**Data supplied**
☆ ☆ ☆ ☆ ☆

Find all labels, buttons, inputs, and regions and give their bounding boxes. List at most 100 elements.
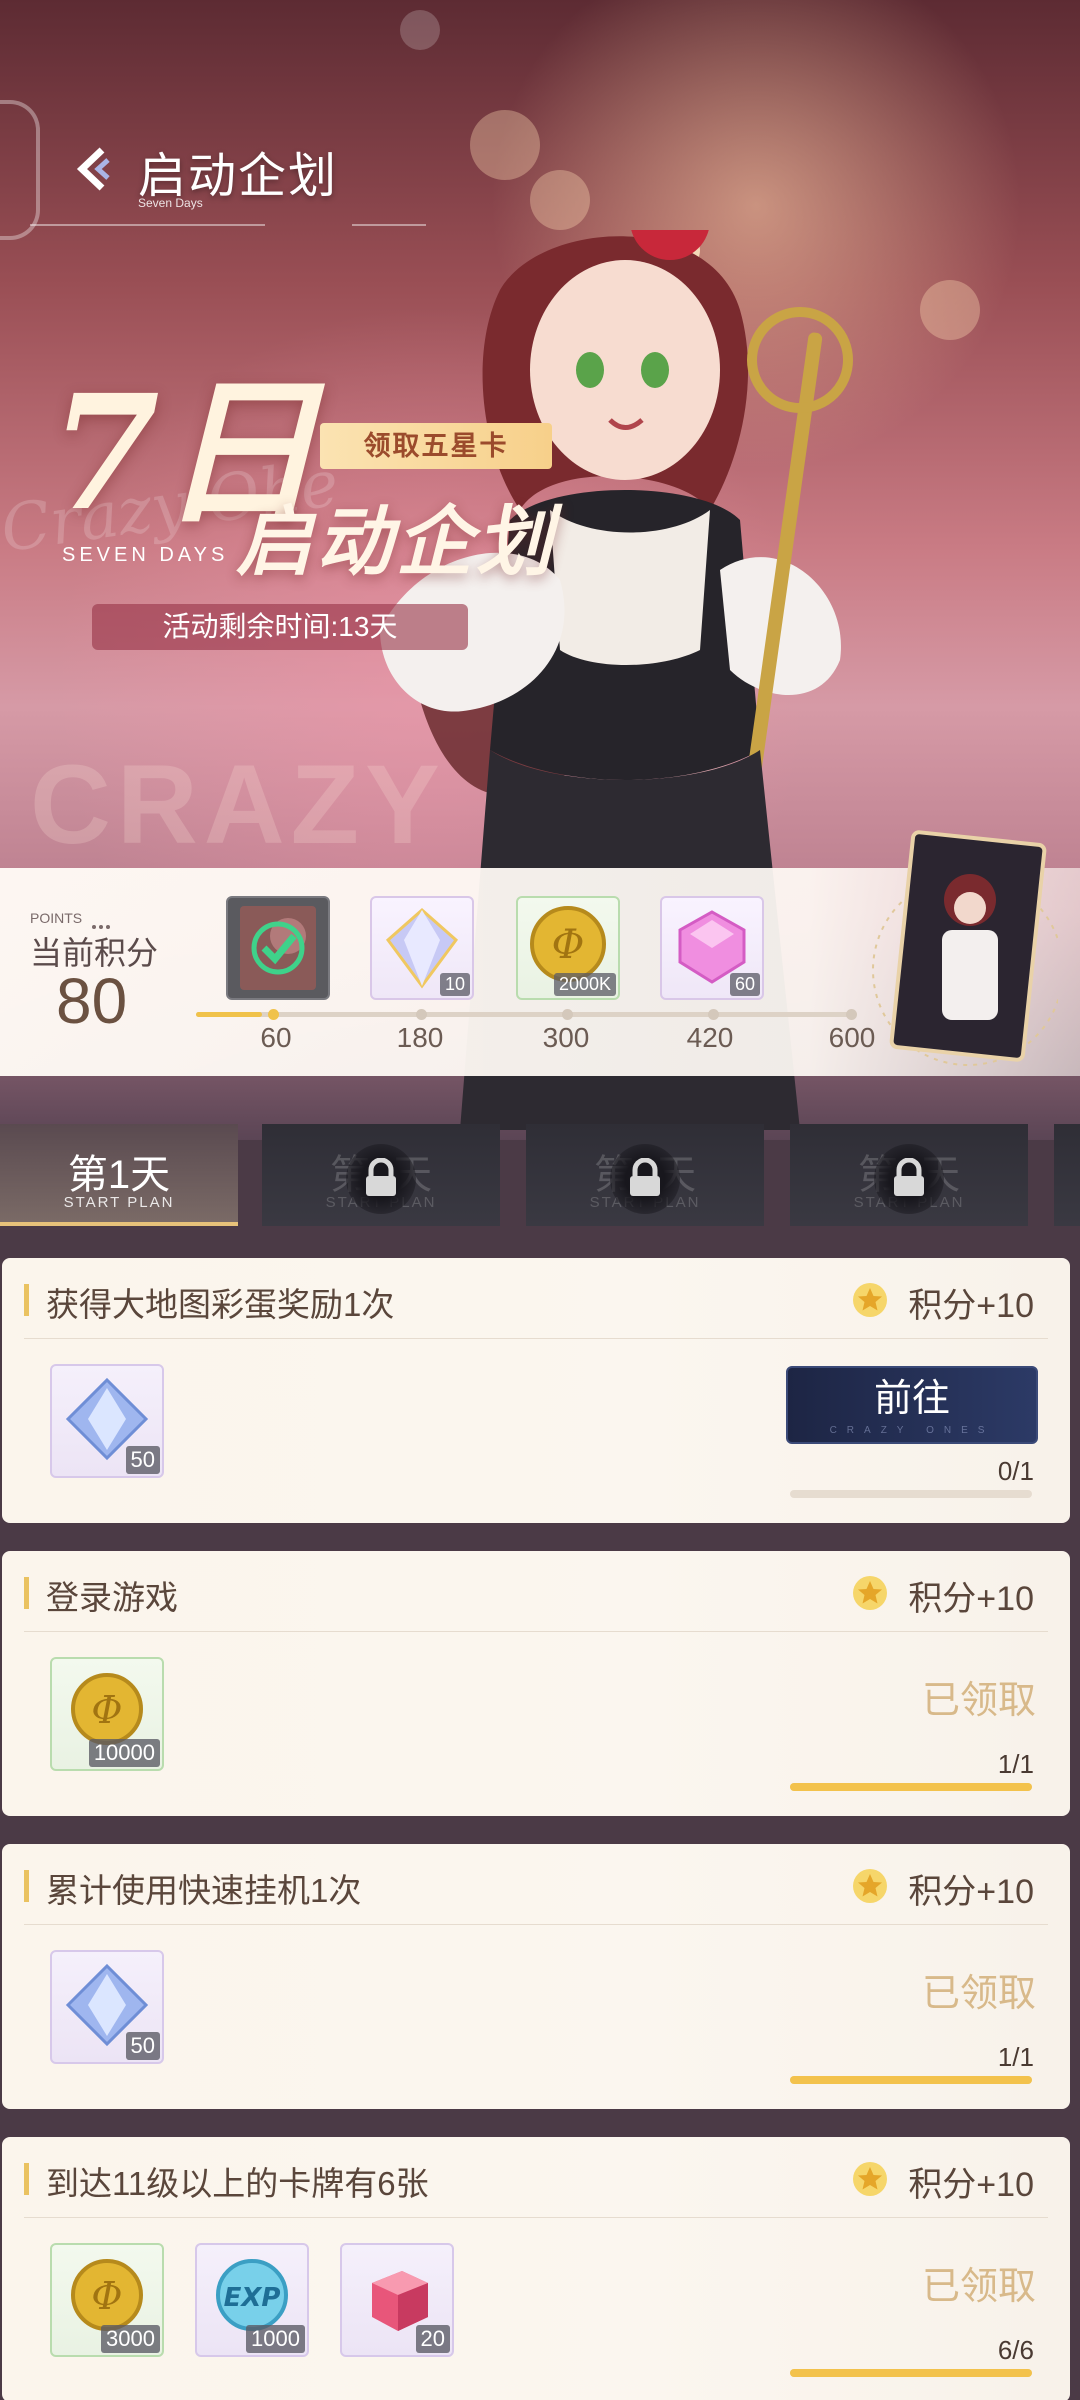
lock-icon: [346, 1144, 416, 1214]
banner-event-name: 启动企划: [236, 500, 556, 585]
svg-text:EXP: EXP: [224, 2283, 281, 2313]
tab-day-3[interactable]: 第3天 START PLAN: [526, 1124, 764, 1226]
bokeh-light: [470, 110, 540, 180]
tab-sublabel: START PLAN: [63, 1194, 175, 1211]
milestone-reward-180[interactable]: 10: [370, 896, 474, 1000]
five-star-card-reward[interactable]: [858, 820, 1058, 1070]
task-progress-text: 0/1: [997, 1456, 1034, 1486]
points-label: POINTS: [30, 910, 83, 926]
back-button-edge[interactable]: [0, 100, 40, 240]
task-card: 登录游戏 积分+10 Φ 10000 已领取 1/1: [2, 1551, 1070, 1816]
task-accent-bar: [24, 1870, 29, 1902]
claimed-check-icon: [251, 921, 305, 975]
reward-quantity: 50: [125, 1446, 160, 1474]
go-button[interactable]: 前往 CRAZY ONES: [786, 1366, 1038, 1444]
task-card: 到达11级以上的卡牌有6张 积分+10 Φ 3000 EXP 1000 20 已…: [2, 2137, 1070, 2400]
title-underline: [352, 224, 426, 226]
go-button-label: 前往: [873, 1378, 950, 1420]
lock-icon: [610, 1144, 680, 1214]
task-card: 获得大地图彩蛋奖励1次 积分+10 50 前往 CRAZY ONES 0/1: [2, 1258, 1070, 1523]
bokeh-light: [530, 170, 590, 230]
points-dots: [92, 916, 114, 929]
task-title: 登录游戏: [46, 1579, 178, 1616]
tab-day-2[interactable]: 第2天 START PLAN: [262, 1124, 500, 1226]
reward-quantity: 1000: [246, 2325, 305, 2353]
reward-item[interactable]: 50: [50, 1364, 164, 1478]
banner-seven-days-text: SEVEN DAYS: [62, 544, 229, 566]
milestone-label: 60: [260, 1022, 292, 1053]
claimed-status: 已领取: [921, 2266, 1036, 2308]
reward-item[interactable]: Φ 3000: [50, 2243, 164, 2357]
reward-item[interactable]: 50: [50, 1950, 164, 2064]
task-progress-fill: [790, 1783, 1032, 1791]
task-progress-bar: [790, 1783, 1032, 1791]
star-points-icon: [853, 1576, 887, 1610]
tab-day-1[interactable]: 第1天 START PLAN: [0, 1124, 238, 1226]
task-title: 获得大地图彩蛋奖励1次: [46, 1286, 395, 1323]
milestone-label: 180: [396, 1022, 444, 1053]
star-points-icon: [853, 1283, 887, 1317]
milestone-dot: [708, 1009, 719, 1020]
milestone-dot: [416, 1009, 427, 1020]
task-card: 累计使用快速挂机1次 积分+10 50 已领取 1/1: [2, 1844, 1070, 2109]
tab-day-5[interactable]: [1054, 1124, 1080, 1226]
task-points: 积分+10: [908, 2166, 1034, 2204]
task-header: 累计使用快速挂机1次 积分+10: [2, 1844, 1070, 1924]
task-accent-bar: [24, 2163, 29, 2195]
page-subtitle: Seven Days: [138, 196, 203, 210]
task-points: 积分+10: [908, 1287, 1034, 1325]
milestone-reward-60[interactable]: [226, 896, 330, 1000]
reward-item[interactable]: Φ 10000: [50, 1657, 164, 1771]
back-chevron-icon[interactable]: [72, 146, 118, 192]
lock-icon: [874, 1144, 944, 1214]
bokeh-light: [400, 10, 440, 50]
milestone-label: 420: [686, 1022, 734, 1053]
task-progress-bar: [790, 1490, 1032, 1498]
star-points-icon: [853, 2162, 887, 2196]
task-accent-bar: [24, 1577, 29, 1609]
task-progress-fill: [790, 2076, 1032, 2084]
task-points: 积分+10: [908, 1873, 1034, 1911]
milestone-label: 300: [542, 1022, 590, 1053]
divider: [24, 1631, 1048, 1632]
milestone-dot: [846, 1009, 857, 1020]
star-points-icon: [853, 1869, 887, 1903]
tab-label: 第1天: [67, 1153, 171, 1197]
five-star-card-tag: 领取五星卡: [320, 423, 552, 469]
reward-quantity: 2000K: [553, 973, 616, 996]
task-header: 到达11级以上的卡牌有6张 积分+10: [2, 2137, 1070, 2217]
divider: [24, 1338, 1048, 1339]
points-progress-fill: [196, 1012, 262, 1017]
task-progress-text: 1/1: [997, 2042, 1034, 2072]
reward-item[interactable]: EXP 1000: [195, 2243, 309, 2357]
task-progress-text: 6/6: [997, 2335, 1034, 2365]
task-accent-bar: [24, 1284, 29, 1316]
milestone-dot: [562, 1009, 573, 1020]
points-progress-track: [196, 1012, 856, 1017]
task-header: 获得大地图彩蛋奖励1次 积分+10: [2, 1258, 1070, 1338]
reward-quantity: 10000: [88, 1739, 160, 1767]
task-points: 积分+10: [908, 1580, 1034, 1618]
svg-text:Φ: Φ: [91, 2274, 122, 2318]
reward-item[interactable]: 20: [340, 2243, 454, 2357]
task-progress-bar: [790, 2369, 1032, 2377]
reward-quantity: 10: [439, 973, 470, 996]
task-header: 登录游戏 积分+10: [2, 1551, 1070, 1631]
claimed-status: 已领取: [921, 1680, 1036, 1722]
remaining-time-pill: 活动剩余时间:13天: [92, 604, 468, 650]
title-underline: [30, 224, 265, 226]
task-progress-fill: [790, 2369, 1032, 2377]
milestone-reward-300[interactable]: Φ 2000K: [516, 896, 620, 1000]
svg-text:Φ: Φ: [552, 922, 585, 968]
task-progress-text: 1/1: [997, 1749, 1034, 1779]
milestone-dot: [268, 1009, 279, 1020]
task-progress-bar: [790, 2076, 1032, 2084]
tab-day-4[interactable]: 第4天 START PLAN: [790, 1124, 1028, 1226]
go-button-deco: CRAZY ONES: [829, 1425, 995, 1436]
svg-text:Φ: Φ: [91, 1688, 122, 1732]
current-points-value: 80: [56, 965, 128, 1037]
reward-quantity: 50: [125, 2032, 160, 2060]
divider: [24, 2217, 1048, 2218]
reward-quantity: 3000: [101, 2325, 160, 2353]
milestone-reward-420[interactable]: 60: [660, 896, 764, 1000]
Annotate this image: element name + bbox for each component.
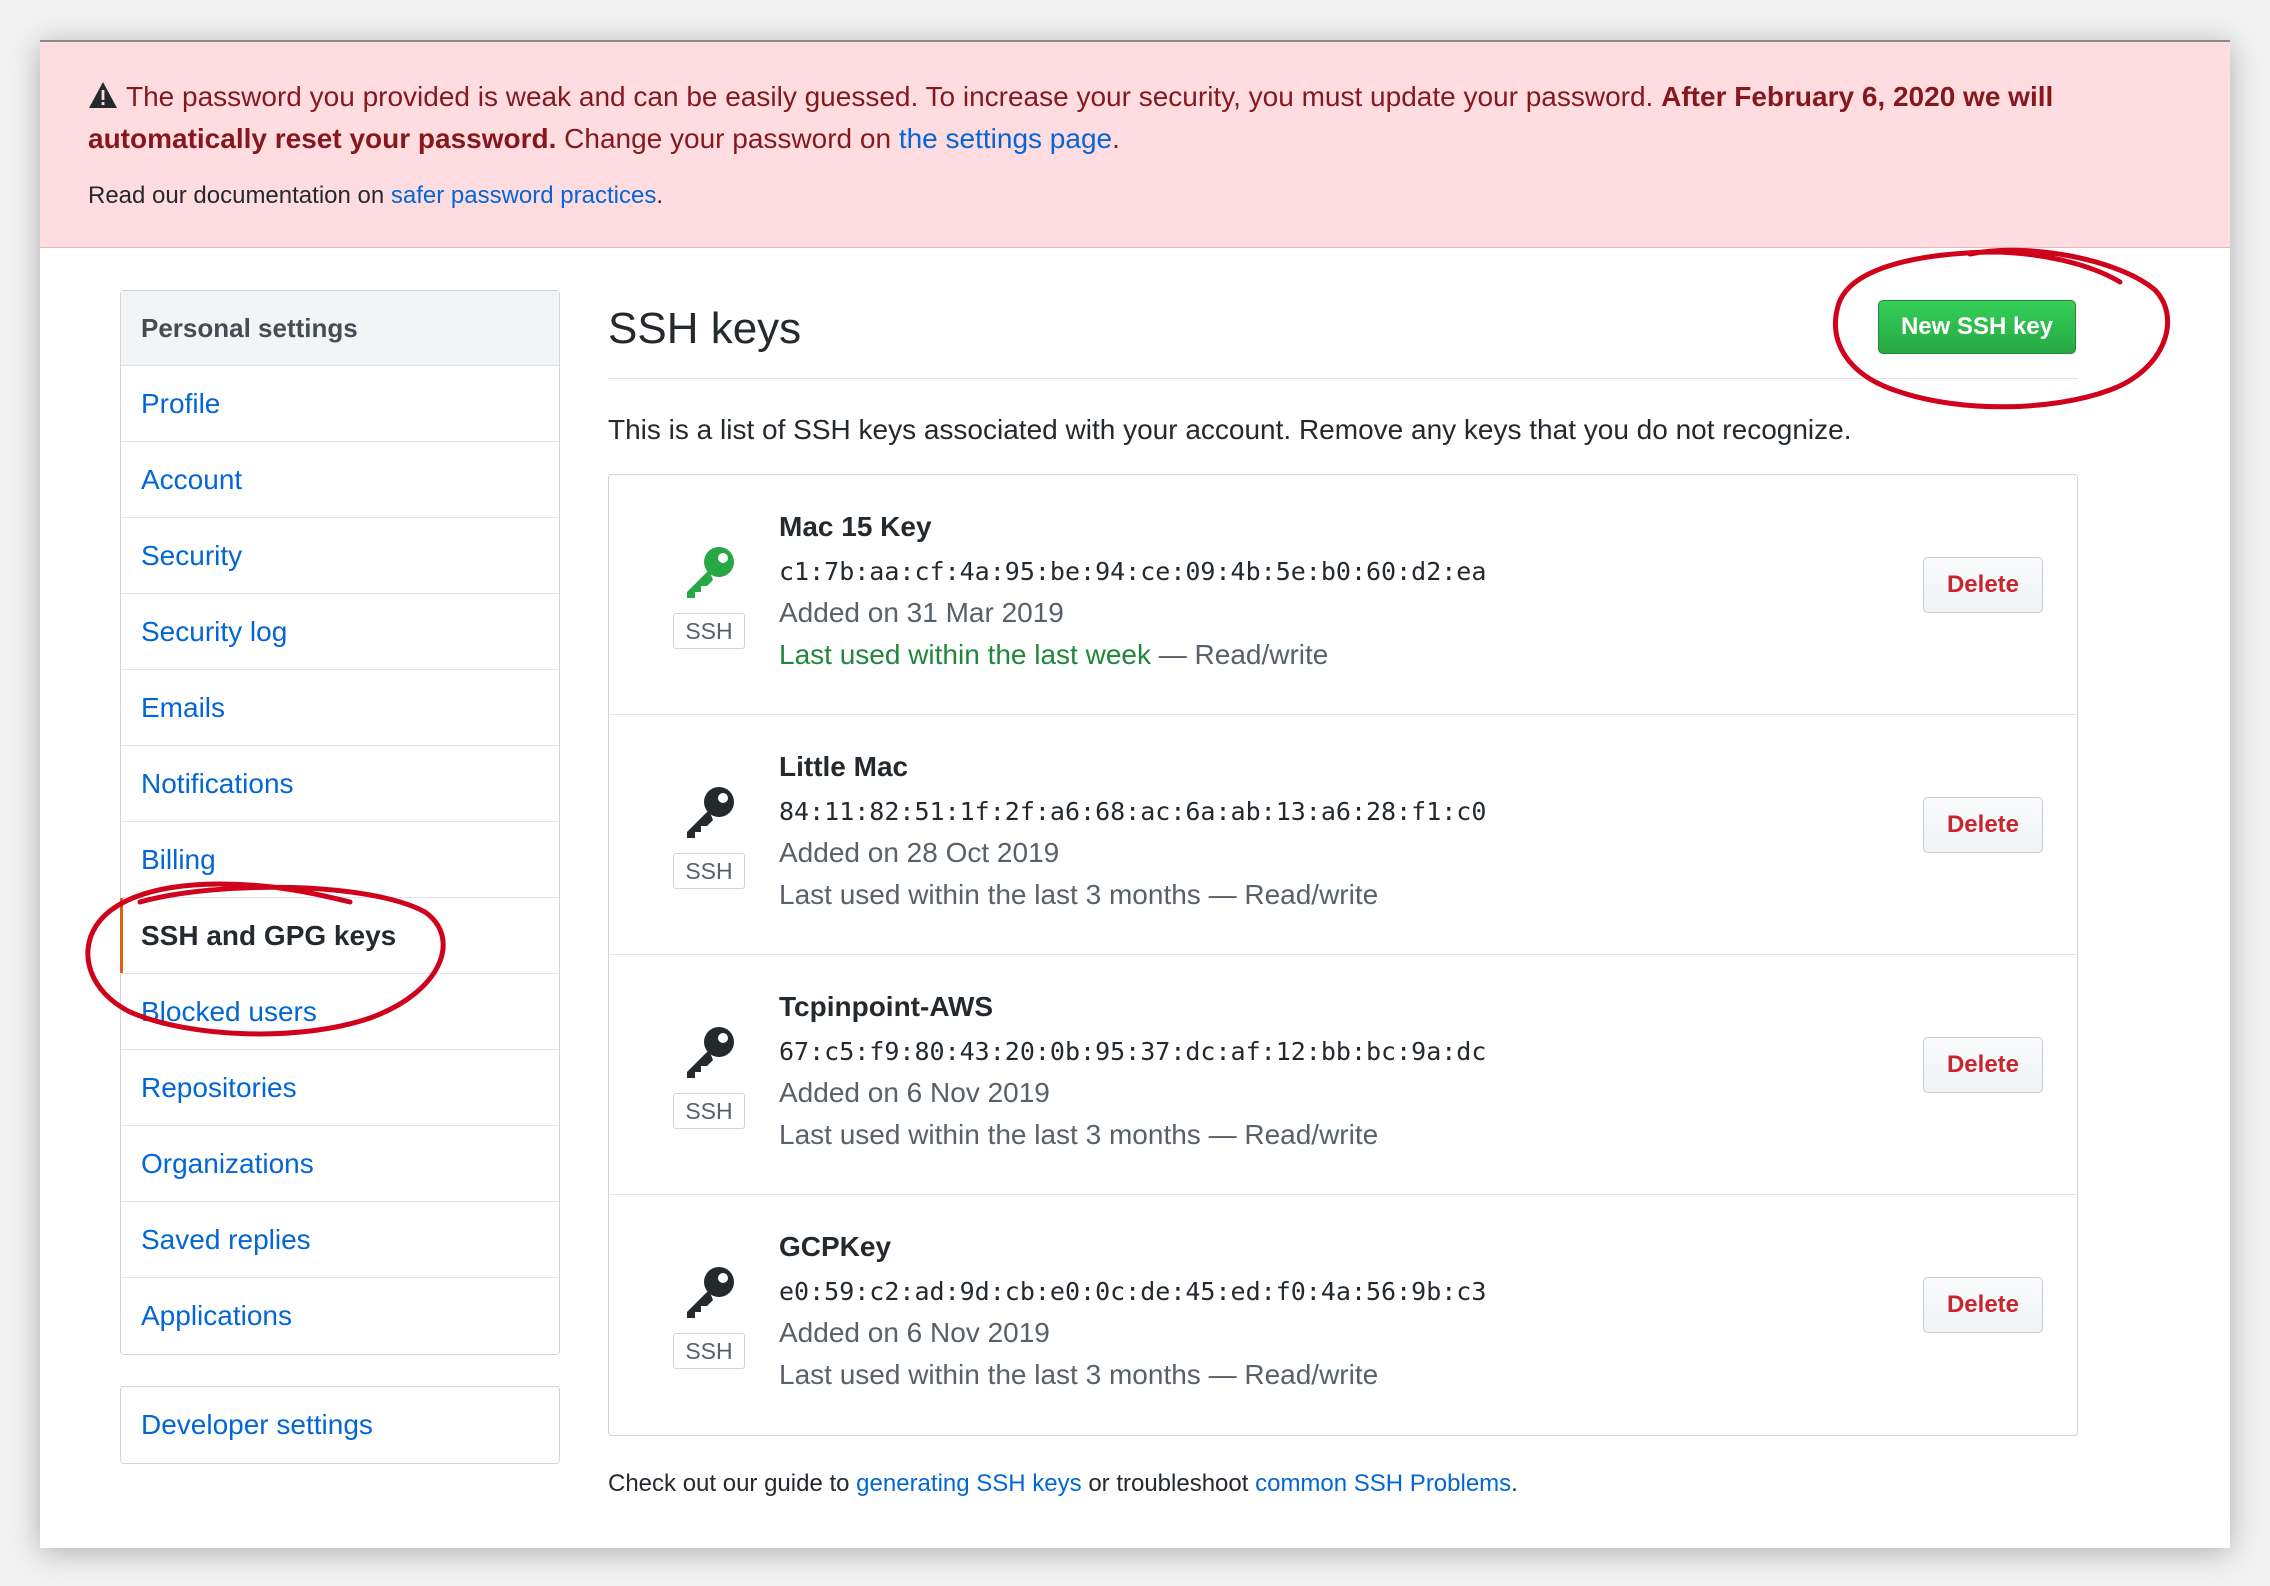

☆ ☆ ☆ ☆ ☆

**Work instructions**
Copy out every row above line for line, leaving out the pictures.

**Answer for the task**
Find all labels, buttons, inputs, and regions and give their bounding boxes. List at most 100 elements.
lock-icon: [346, 1144, 416, 1214]
banner-event-name: 启动企划: [236, 500, 556, 585]
svg-text:EXP: EXP: [224, 2283, 281, 2313]
tab-day-3[interactable]: 第3天 START PLAN: [526, 1124, 764, 1226]
bokeh-light: [470, 110, 540, 180]
tab-sublabel: START PLAN: [63, 1194, 175, 1211]
milestone-reward-180[interactable]: 10: [370, 896, 474, 1000]
five-star-card-reward[interactable]: [858, 820, 1058, 1070]
task-progress-text: 0/1: [997, 1456, 1034, 1486]
points-label: POINTS: [30, 910, 83, 926]
back-button-edge[interactable]: [0, 100, 40, 240]
task-card: 登录游戏 积分+10 Φ 10000 已领取 1/1: [2, 1551, 1070, 1816]
task-accent-bar: [24, 1870, 29, 1902]
claimed-check-icon: [251, 921, 305, 975]
reward-quantity: 50: [125, 1446, 160, 1474]
go-button[interactable]: 前往 CRAZY ONES: [786, 1366, 1038, 1444]
task-card: 到达11级以上的卡牌有6张 积分+10 Φ 3000 EXP 1000 20 已…: [2, 2137, 1070, 2400]
title-underline: [352, 224, 426, 226]
go-button-label: 前往: [873, 1378, 950, 1420]
lock-icon: [610, 1144, 680, 1214]
task-card: 获得大地图彩蛋奖励1次 积分+10 50 前往 CRAZY ONES 0/1: [2, 1258, 1070, 1523]
bokeh-light: [530, 170, 590, 230]
points-dots: [92, 916, 114, 929]
task-title: 登录游戏: [46, 1579, 178, 1616]
tab-day-2[interactable]: 第2天 START PLAN: [262, 1124, 500, 1226]
reward-quantity: 1000: [246, 2325, 305, 2353]
reward-item[interactable]: 50: [50, 1364, 164, 1478]
banner-seven-days-text: SEVEN DAYS: [62, 544, 229, 566]
milestone-label: 60: [260, 1022, 292, 1053]
claimed-status: 已领取: [921, 2266, 1036, 2308]
reward-item[interactable]: Φ 3000: [50, 2243, 164, 2357]
reward-item[interactable]: 50: [50, 1950, 164, 2064]
task-progress-fill: [790, 1783, 1032, 1791]
task-progress-bar: [790, 1783, 1032, 1791]
star-points-icon: [853, 1576, 887, 1610]
tab-day-1[interactable]: 第1天 START PLAN: [0, 1124, 238, 1226]
task-title: 获得大地图彩蛋奖励1次: [46, 1286, 395, 1323]
milestone-label: 180: [396, 1022, 444, 1053]
star-points-icon: [853, 1283, 887, 1317]
milestone-dot: [708, 1009, 719, 1020]
milestone-dot: [416, 1009, 427, 1020]
task-card: 累计使用快速挂机1次 积分+10 50 已领取 1/1: [2, 1844, 1070, 2109]
tab-day-5[interactable]: [1054, 1124, 1080, 1226]
task-points: 积分+10: [908, 2166, 1034, 2204]
task-header: 累计使用快速挂机1次 积分+10: [2, 1844, 1070, 1924]
task-accent-bar: [24, 2163, 29, 2195]
page-subtitle: Seven Days: [138, 196, 203, 210]
task-points: 积分+10: [908, 1287, 1034, 1325]
milestone-reward-60[interactable]: [226, 896, 330, 1000]
reward-item[interactable]: Φ 10000: [50, 1657, 164, 1771]
back-chevron-icon[interactable]: [72, 146, 118, 192]
lock-icon: [874, 1144, 944, 1214]
bokeh-light: [400, 10, 440, 50]
milestone-label: 420: [686, 1022, 734, 1053]
task-progress-bar: [790, 1490, 1032, 1498]
star-points-icon: [853, 2162, 887, 2196]
task-accent-bar: [24, 1577, 29, 1609]
task-progress-fill: [790, 2076, 1032, 2084]
task-points: 积分+10: [908, 1873, 1034, 1911]
milestone-label: 300: [542, 1022, 590, 1053]
divider: [24, 1631, 1048, 1632]
milestone-dot: [846, 1009, 857, 1020]
star-points-icon: [853, 1869, 887, 1903]
tab-label: 第1天: [67, 1153, 171, 1197]
five-star-card-tag: 领取五星卡: [320, 423, 552, 469]
reward-quantity: 2000K: [553, 973, 616, 996]
task-header: 到达11级以上的卡牌有6张 积分+10: [2, 2137, 1070, 2217]
divider: [24, 1338, 1048, 1339]
points-progress-fill: [196, 1012, 262, 1017]
task-progress-text: 1/1: [997, 2042, 1034, 2072]
reward-item[interactable]: EXP 1000: [195, 2243, 309, 2357]
task-progress-text: 6/6: [997, 2335, 1034, 2365]
task-accent-bar: [24, 1284, 29, 1316]
milestone-dot: [562, 1009, 573, 1020]
points-progress-track: [196, 1012, 856, 1017]
task-header: 获得大地图彩蛋奖励1次 积分+10: [2, 1258, 1070, 1338]
reward-quantity: 10000: [88, 1739, 160, 1767]
task-points: 积分+10: [908, 1580, 1034, 1618]
svg-text:Φ: Φ: [91, 2274, 122, 2318]
reward-item[interactable]: 20: [340, 2243, 454, 2357]
task-progress-bar: [790, 2369, 1032, 2377]
reward-quantity: 10: [439, 973, 470, 996]
task-header: 登录游戏 积分+10: [2, 1551, 1070, 1631]
claimed-status: 已领取: [921, 1680, 1036, 1722]
remaining-time-pill: 活动剩余时间:13天: [92, 604, 468, 650]
title-underline: [30, 224, 265, 226]
task-progress-fill: [790, 2369, 1032, 2377]
milestone-reward-300[interactable]: Φ 2000K: [516, 896, 620, 1000]
svg-text:Φ: Φ: [552, 922, 585, 968]
task-progress-text: 1/1: [997, 1749, 1034, 1779]
milestone-dot: [268, 1009, 279, 1020]
task-progress-bar: [790, 2076, 1032, 2084]
tab-day-4[interactable]: 第4天 START PLAN: [790, 1124, 1028, 1226]
go-button-deco: CRAZY ONES: [829, 1425, 995, 1436]
svg-text:Φ: Φ: [91, 1688, 122, 1732]
current-points-value: 80: [56, 965, 128, 1037]
reward-quantity: 50: [125, 2032, 160, 2060]
divider: [24, 2217, 1048, 2218]
reward-quantity: 3000: [101, 2325, 160, 2353]
milestone-reward-420[interactable]: 60: [660, 896, 764, 1000]
Annotate this image: element name + bbox for each component.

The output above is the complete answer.